Set exercise:
Read the material below. Count the lines containing "likes" and give that count alone.

Saved data entries:
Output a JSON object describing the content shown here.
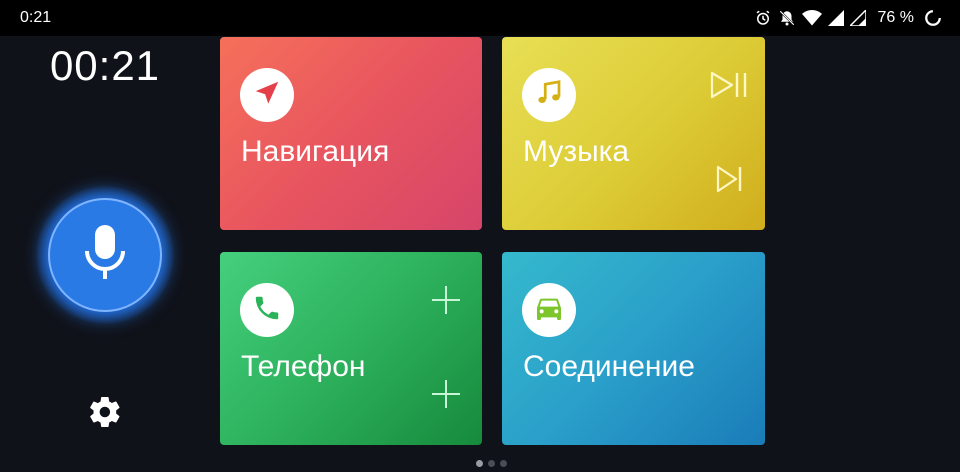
{
  "status_bar": {
    "time": "0:21",
    "battery_text": "76 %",
    "icons": [
      "alarm-icon",
      "notifications-off-icon",
      "wifi-icon",
      "signal-icon",
      "signal-icon",
      "battery-saver-icon"
    ]
  },
  "left_rail": {
    "clock": "00:21",
    "mic_icon": "microphone-icon",
    "settings_icon": "gear-icon"
  },
  "tiles": [
    {
      "label": "Навигация",
      "icon": "navigation-arrow-icon",
      "color": "#e8555f"
    },
    {
      "label": "Музыка",
      "icon": "music-note-icon",
      "color": "#dccb35",
      "actions": [
        "play-pause-icon",
        "skip-next-icon"
      ]
    },
    {
      "label": "Телефон",
      "icon": "phone-icon",
      "color": "#2db15c",
      "actions": [
        "plus-icon",
        "plus-icon"
      ]
    },
    {
      "label": "Соединение",
      "icon": "car-icon",
      "color": "#2a9fca"
    }
  ],
  "pager": {
    "pages": 3,
    "current": 1
  }
}
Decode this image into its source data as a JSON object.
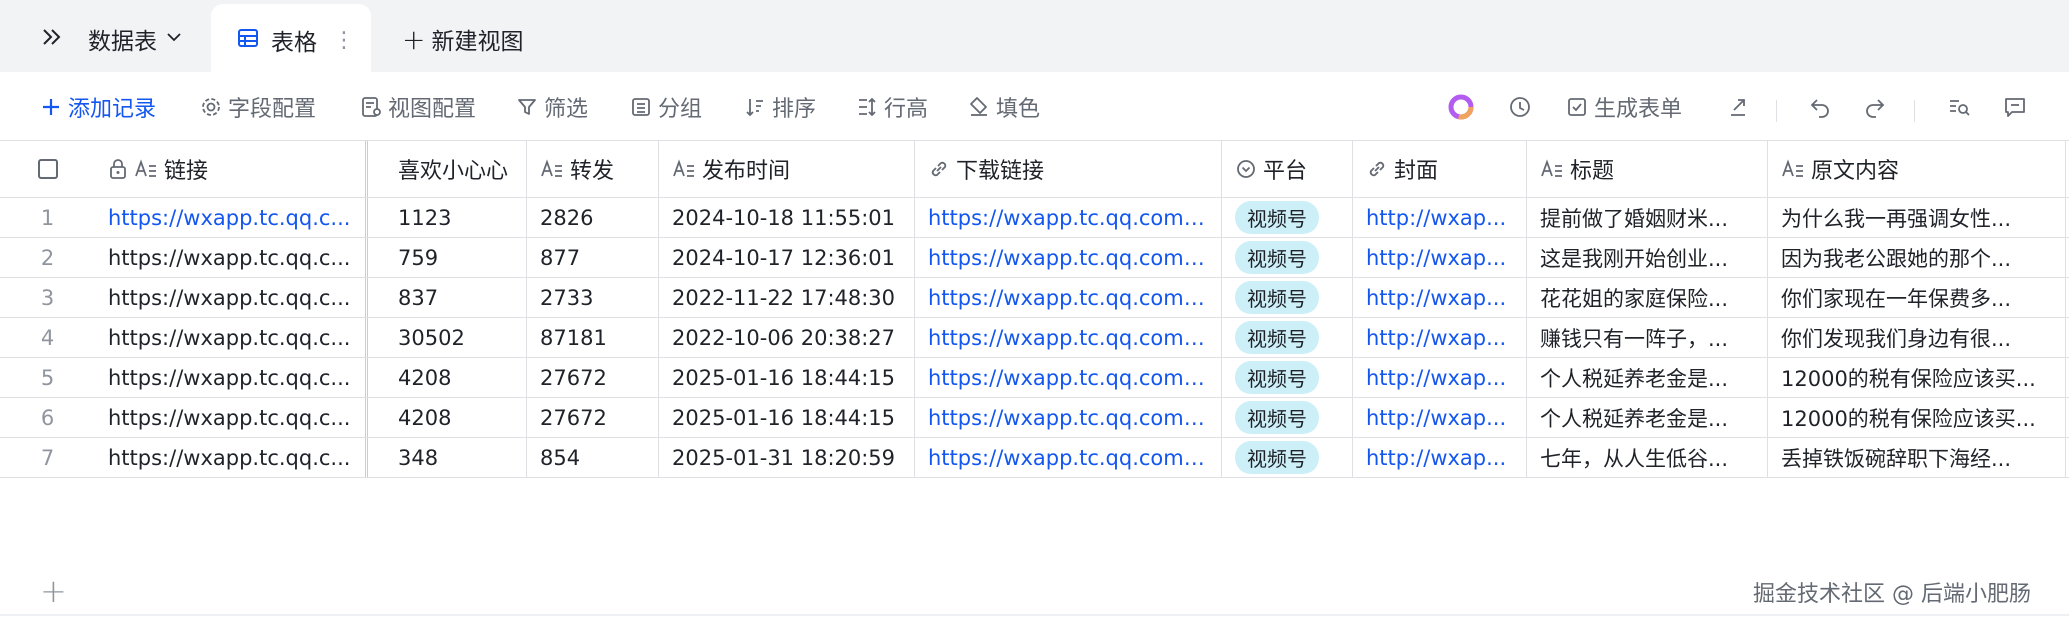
{
  "tabs": {
    "dropdown_label": "数据表",
    "active_label": "表格",
    "more_icon": "⋮",
    "new_view_label": "新建视图"
  },
  "toolbar": {
    "add_record": "添加记录",
    "field_config": "字段配置",
    "view_config": "视图配置",
    "filter": "筛选",
    "group": "分组",
    "sort": "排序",
    "row_height": "行高",
    "fill_color": "填色",
    "generate_form": "生成表单",
    "accent_color": "#1456f0"
  },
  "table": {
    "headers": {
      "link": "链接",
      "likes": "喜欢小心心",
      "shares": "转发",
      "publish_time": "发布时间",
      "download_link": "下载链接",
      "platform": "平台",
      "cover": "封面",
      "title": "标题",
      "content": "原文内容"
    },
    "rows": [
      {
        "no": "1",
        "link": "https://wxapp.tc.qq.c...",
        "likes": "1123",
        "shares": "2826",
        "time": "2024-10-18 11:55:01",
        "download": "https://wxapp.tc.qq.com/...",
        "platform": "视频号",
        "cover": "http://wxap...",
        "title": "提前做了婚姻财米...",
        "content": "为什么我一再强调女性..."
      },
      {
        "no": "2",
        "link": "https://wxapp.tc.qq.c...",
        "likes": "759",
        "shares": "877",
        "time": "2024-10-17 12:36:01",
        "download": "https://wxapp.tc.qq.com/...",
        "platform": "视频号",
        "cover": "http://wxap...",
        "title": "这是我刚开始创业...",
        "content": "因为我老公跟她的那个..."
      },
      {
        "no": "3",
        "link": "https://wxapp.tc.qq.c...",
        "likes": "837",
        "shares": "2733",
        "time": "2022-11-22 17:48:30",
        "download": "https://wxapp.tc.qq.com/...",
        "platform": "视频号",
        "cover": "http://wxap...",
        "title": "花花姐的家庭保险...",
        "content": "你们家现在一年保费多..."
      },
      {
        "no": "4",
        "link": "https://wxapp.tc.qq.c...",
        "likes": "30502",
        "shares": "87181",
        "time": "2022-10-06 20:38:27",
        "download": "https://wxapp.tc.qq.com/...",
        "platform": "视频号",
        "cover": "http://wxap...",
        "title": "赚钱只有一阵子，...",
        "content": "你们发现我们身边有很..."
      },
      {
        "no": "5",
        "link": "https://wxapp.tc.qq.c...",
        "likes": "4208",
        "shares": "27672",
        "time": "2025-01-16 18:44:15",
        "download": "https://wxapp.tc.qq.com/...",
        "platform": "视频号",
        "cover": "http://wxap...",
        "title": "个人税延养老金是...",
        "content": "12000的税有保险应该买..."
      },
      {
        "no": "6",
        "link": "https://wxapp.tc.qq.c...",
        "likes": "4208",
        "shares": "27672",
        "time": "2025-01-16 18:44:15",
        "download": "https://wxapp.tc.qq.com/...",
        "platform": "视频号",
        "cover": "http://wxap...",
        "title": "个人税延养老金是...",
        "content": "12000的税有保险应该买..."
      },
      {
        "no": "7",
        "link": "https://wxapp.tc.qq.c...",
        "likes": "348",
        "shares": "854",
        "time": "2025-01-31 18:20:59",
        "download": "https://wxapp.tc.qq.com/...",
        "platform": "视频号",
        "cover": "http://wxap...",
        "title": "七年，从人生低谷...",
        "content": "丢掉铁饭碗辞职下海经..."
      }
    ]
  },
  "footer": {
    "add_row_icon": "+",
    "watermark": "掘金技术社区 @ 后端小肥肠"
  }
}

Right answer:
8